- **TASK DESCRIPTION**: Search the records for "this" and copy each line that holds it.

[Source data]
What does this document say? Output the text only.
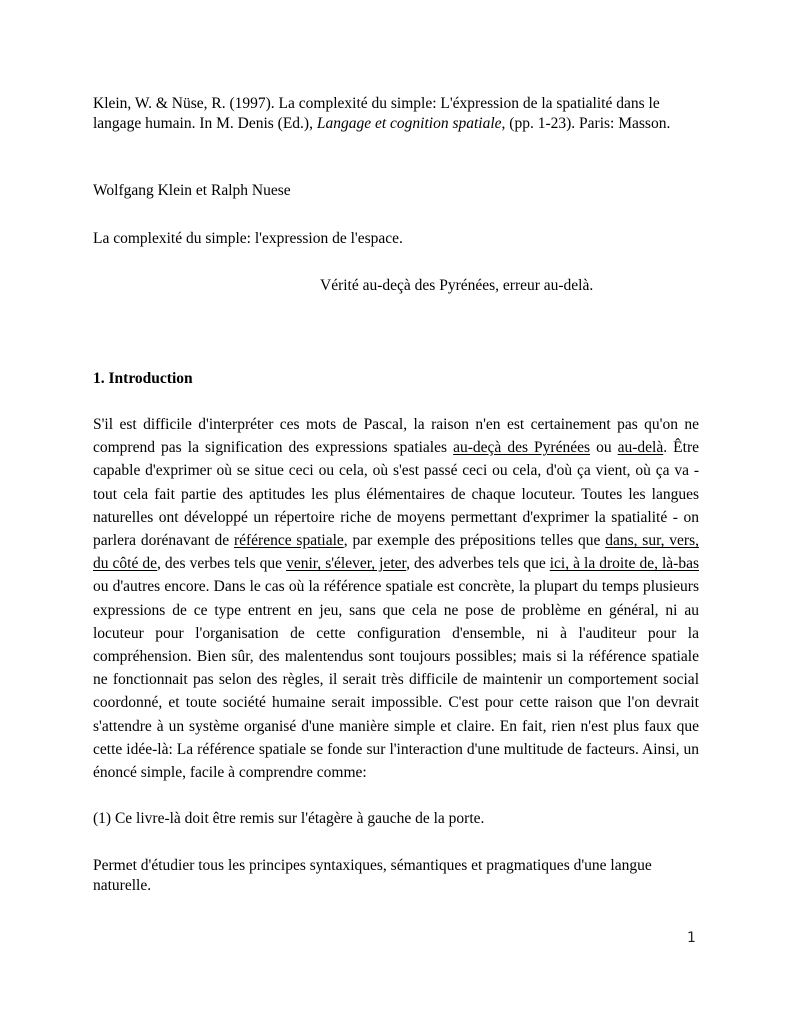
Klein, W. & Nüse, R. (1997). La complexité du simple: L'éxpression de la spatialité dans le langage humain. In M. Denis (Ed.), Langage et cognition spatiale, (pp. 1-23). Paris: Masson.
Wolfgang Klein et Ralph Nuese
La complexité du simple: l'expression de l'espace.
Vérité au-deçà des Pyrénées, erreur au-delà.
1. Introduction
S'il est difficile d'interpréter ces mots de Pascal, la raison n'en est certainement pas qu'on ne comprend pas la signification des expressions spatiales au-deçà des Pyrénées ou au-delà. Être capable d'exprimer où se situe ceci ou cela, où s'est passé ceci ou cela, d'où ça vient, où ça va - tout cela fait partie des aptitudes les plus élémentaires de chaque locuteur. Toutes les langues naturelles ont développé un répertoire riche de moyens permettant d'exprimer la spatialité - on parlera dorénavant de référence spatiale, par exemple des prépositions telles que dans, sur, vers, du côté de, des verbes tels que venir, s'élever, jeter, des adverbes tels que ici, à la droite de, là-bas ou d'autres encore. Dans le cas où la référence spatiale est concrète, la plupart du temps plusieurs expressions de ce type entrent en jeu, sans que cela ne pose de problème en général, ni au locuteur pour l'organisation de cette configuration d'ensemble, ni à l'auditeur pour la compréhension. Bien sûr, des malentendus sont toujours possibles; mais si la référence spatiale ne fonctionnait pas selon des règles, il serait très difficile de maintenir un comportement social coordonné, et toute société humaine serait impossible. C'est pour cette raison que l'on devrait s'attendre à un système organisé d'une manière simple et claire. En fait, rien n'est plus faux que cette idée-là: La référence spatiale se fonde sur l'interaction d'une multitude de facteurs. Ainsi, un énoncé simple, facile à comprendre comme:
(1) Ce livre-là doit être remis sur l'étagère à gauche de la porte.
Permet d'étudier tous les principes syntaxiques, sémantiques et pragmatiques d'une langue naturelle.
1
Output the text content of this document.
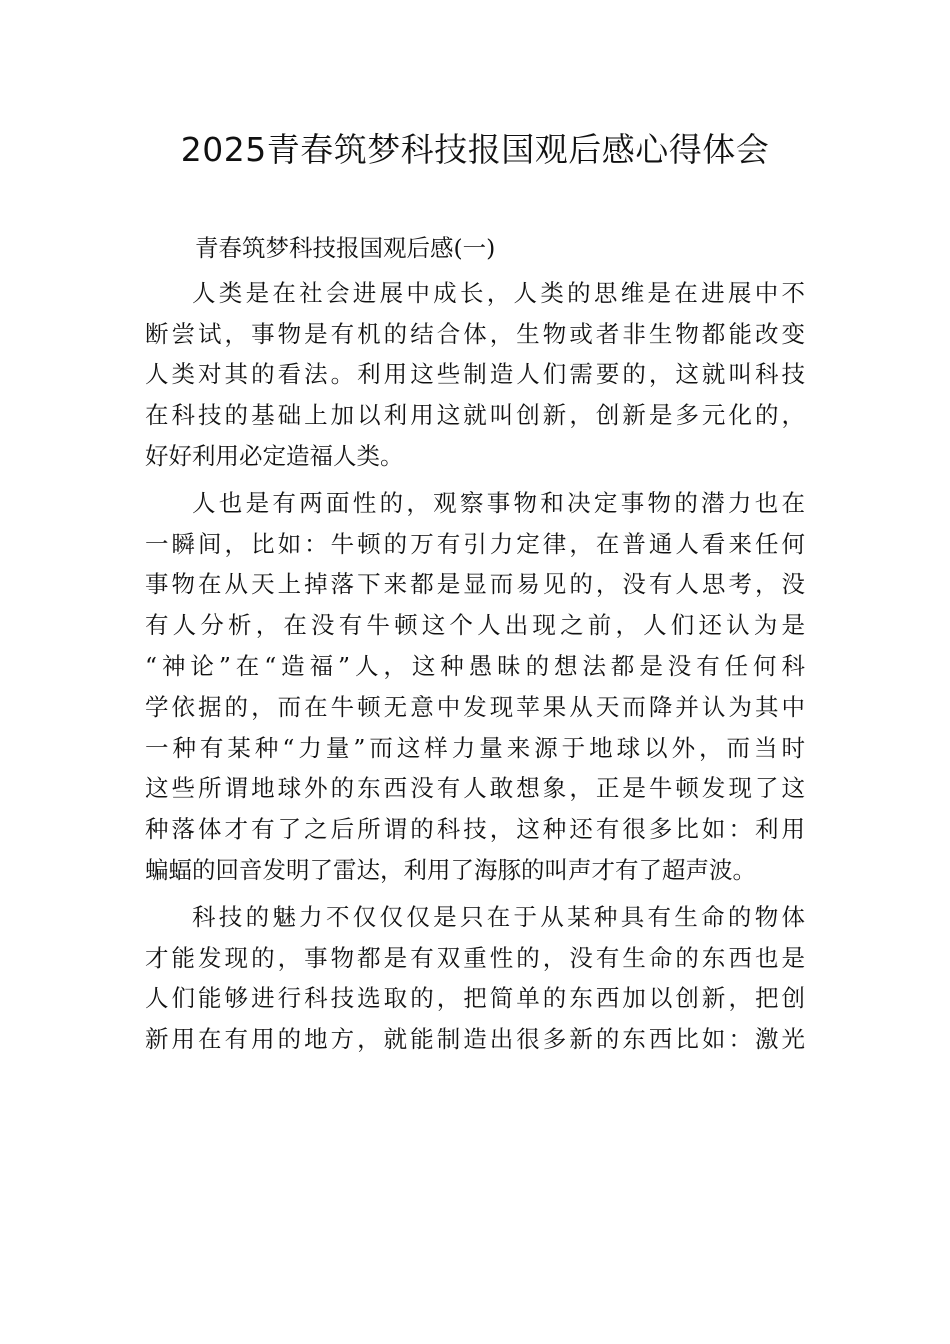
2025青春筑梦科技报国观后感心得体会
青春筑梦科技报国观后感(一)
人类是在社会进展中成长，人类的思维是在进展中不
断尝试，事物是有机的结合体，生物或者非生物都能改变
人类对其的看法。利用这些制造人们需要的，这就叫科技
在科技的基础上加以利用这就叫创新，创新是多元化的，
好好利用必定造福人类。
人也是有两面性的，观察事物和决定事物的潜力也在
一瞬间，比如：牛顿的万有引力定律，在普通人看来任何
事物在从天上掉落下来都是显而易见的，没有人思考，没
有人分析，在没有牛顿这个人出现之前，人们还认为是
“神论”在“造福”人，这种愚昧的想法都是没有任何科
学依据的，而在牛顿无意中发现苹果从天而降并认为其中
一种有某种“力量”而这样力量来源于地球以外，而当时
这些所谓地球外的东西没有人敢想象，正是牛顿发现了这
种落体才有了之后所谓的科技，这种还有很多比如：利用
蝙蝠的回音发明了雷达，利用了海豚的叫声才有了超声波。
科技的魅力不仅仅仅是只在于从某种具有生命的物体
才能发现的，事物都是有双重性的，没有生命的东西也是
人们能够进行科技选取的，把简单的东西加以创新，把创
新用在有用的地方，就能制造出很多新的东西比如：激光
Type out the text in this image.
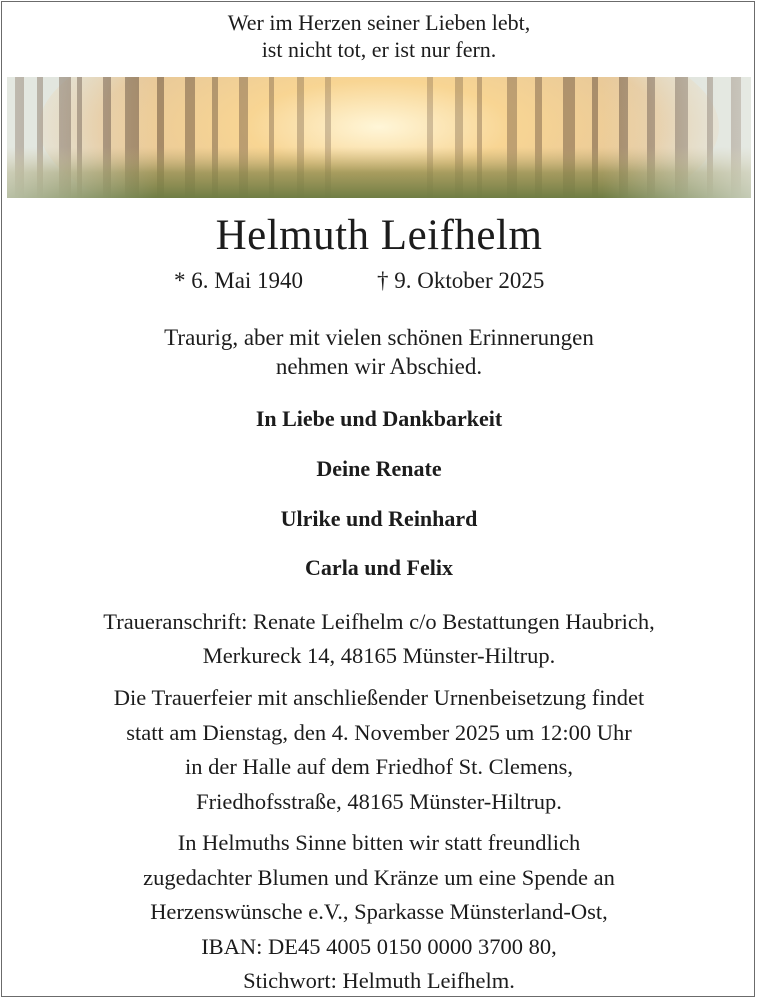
Wer im Herzen seiner Lieben lebt,
ist nicht tot, er ist nur fern.
Helmuth Leifhelm
* 6. Mai 1940	† 9. Oktober 2025
Traurig, aber mit vielen schönen Erinnerungen
nehmen wir Abschied.
In Liebe und Dankbarkeit
Deine Renate
Ulrike und Reinhard
Carla und Felix
Traueranschrift: Renate Leifhelm c/o Bestattungen Haubrich,
Merkureck 14, 48165 Münster-Hiltrup.
Die Trauerfeier mit anschließender Urnenbeisetzung findet
statt am Dienstag, den 4. November 2025 um 12:00 Uhr
in der Halle auf dem Friedhof St. Clemens,
Friedhofsstraße, 48165 Münster-Hiltrup.
In Helmuths Sinne bitten wir statt freundlich
zugedachter Blumen und Kränze um eine Spende an
Herzenswünsche e.V., Sparkasse Münsterland-Ost,
IBAN: DE45 4005 0150 0000 3700 80,
Stichwort: Helmuth Leifhelm.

- **WRITTEN RESPONSE**:
What does this document say? Output the text only.
Output the text content of this document.
Type out the text in this image.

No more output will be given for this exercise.